# TASK STATEMENT
Omit the images, then output each of the records below exactly.

--- Start SUPPLIED INFORMATION ---

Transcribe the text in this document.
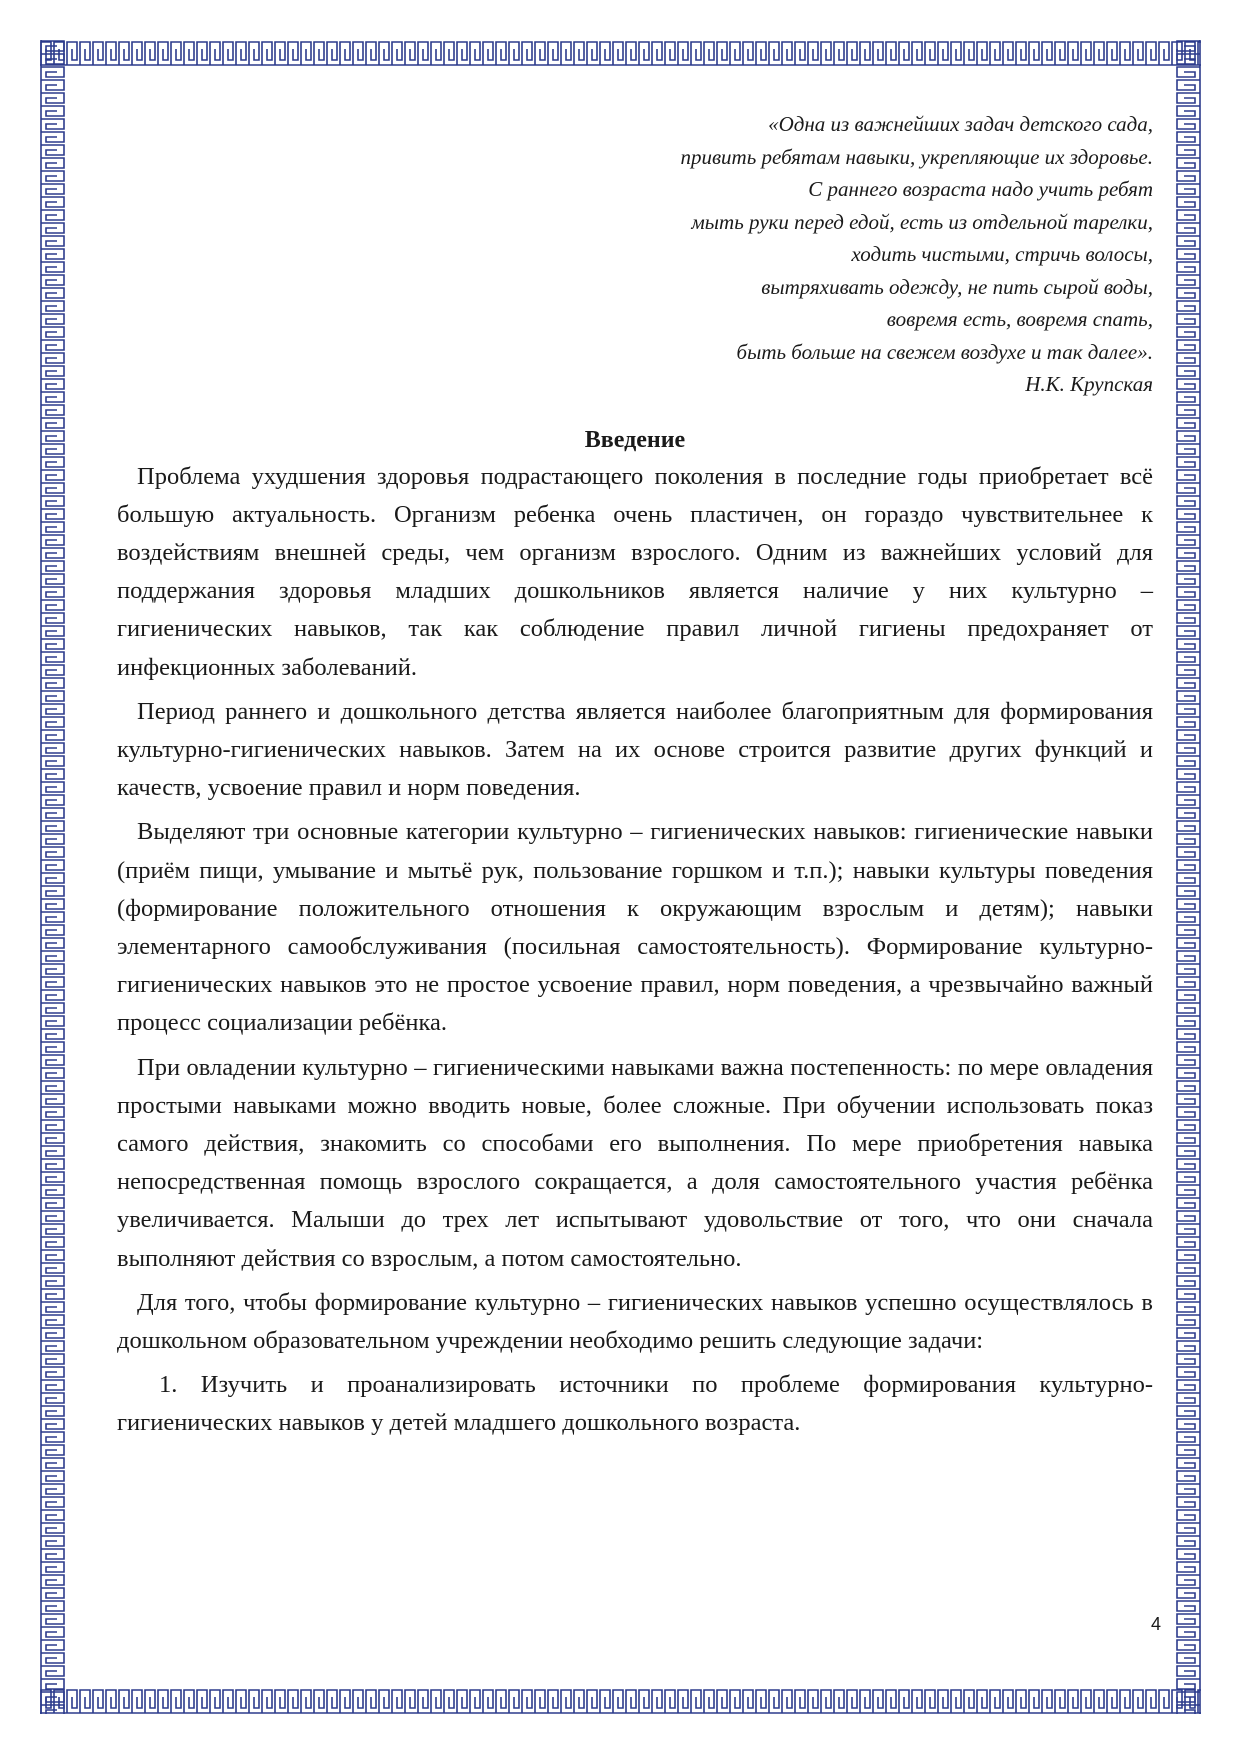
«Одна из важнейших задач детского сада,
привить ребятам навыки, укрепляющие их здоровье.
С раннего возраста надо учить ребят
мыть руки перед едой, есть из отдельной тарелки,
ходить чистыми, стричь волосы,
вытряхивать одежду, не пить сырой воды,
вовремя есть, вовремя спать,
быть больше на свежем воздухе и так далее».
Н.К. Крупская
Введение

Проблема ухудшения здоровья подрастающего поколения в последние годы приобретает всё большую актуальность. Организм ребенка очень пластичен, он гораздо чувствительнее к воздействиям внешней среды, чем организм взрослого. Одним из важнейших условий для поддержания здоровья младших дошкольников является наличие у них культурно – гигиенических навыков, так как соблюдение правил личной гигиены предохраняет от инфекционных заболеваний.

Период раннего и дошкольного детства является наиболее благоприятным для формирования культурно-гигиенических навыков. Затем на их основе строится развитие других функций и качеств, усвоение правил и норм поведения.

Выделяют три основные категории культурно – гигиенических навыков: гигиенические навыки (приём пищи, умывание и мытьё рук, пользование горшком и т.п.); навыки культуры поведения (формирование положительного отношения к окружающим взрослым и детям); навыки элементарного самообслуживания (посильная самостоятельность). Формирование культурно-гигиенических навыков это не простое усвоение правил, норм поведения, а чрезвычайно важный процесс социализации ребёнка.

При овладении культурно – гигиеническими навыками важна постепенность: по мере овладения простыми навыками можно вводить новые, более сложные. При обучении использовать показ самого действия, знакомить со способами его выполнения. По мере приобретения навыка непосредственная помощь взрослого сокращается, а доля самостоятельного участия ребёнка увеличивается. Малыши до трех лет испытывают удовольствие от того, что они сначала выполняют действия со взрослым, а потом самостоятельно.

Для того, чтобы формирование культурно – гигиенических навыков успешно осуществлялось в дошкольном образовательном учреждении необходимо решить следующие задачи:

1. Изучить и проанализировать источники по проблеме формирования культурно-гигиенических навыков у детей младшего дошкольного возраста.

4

--- End SUPPLIED INFORMATION ---

# IN RESPONSE
Transcribe the text in this document.
«Одна из важнейших задач детского сада,
привить ребятам навыки, укрепляющие их здоровье.
С раннего возраста надо учить ребят
мыть руки перед едой, есть из отдельной тарелки,
ходить чистыми, стричь волосы,
вытряхивать одежду, не пить сырой воды,
вовремя есть, вовремя спать,
быть больше на свежем воздухе и так далее».
Н.К. Крупская
Введение

Проблема ухудшения здоровья подрастающего поколения в последние годы приобретает всё большую актуальность. Организм ребенка очень пластичен, он гораздо чувствительнее к воздействиям внешней среды, чем организм взрослого. Одним из важнейших условий для поддержания здоровья младших дошкольников является наличие у них культурно – гигиенических навыков, так как соблюдение правил личной гигиены предохраняет от инфекционных заболеваний.

Период раннего и дошкольного детства является наиболее благоприятным для формирования культурно-гигиенических навыков. Затем на их основе строится развитие других функций и качеств, усвоение правил и норм поведения.

Выделяют три основные категории культурно – гигиенических навыков: гигиенические навыки (приём пищи, умывание и мытьё рук, пользование горшком и т.п.); навыки культуры поведения (формирование положительного отношения к окружающим взрослым и детям); навыки элементарного самообслуживания (посильная самостоятельность). Формирование культурно-гигиенических навыков это не простое усвоение правил, норм поведения, а чрезвычайно важный процесс социализации ребёнка.

При овладении культурно – гигиеническими навыками важна постепенность: по мере овладения простыми навыками можно вводить новые, более сложные. При обучении использовать показ самого действия, знакомить со способами его выполнения. По мере приобретения навыка непосредственная помощь взрослого сокращается, а доля самостоятельного участия ребёнка увеличивается. Малыши до трех лет испытывают удовольствие от того, что они сначала выполняют действия со взрослым, а потом самостоятельно.

Для того, чтобы формирование культурно – гигиенических навыков успешно осуществлялось в дошкольном образовательном учреждении необходимо решить следующие задачи:

1. Изучить и проанализировать источники по проблеме формирования культурно-гигиенических навыков у детей младшего дошкольного возраста.

4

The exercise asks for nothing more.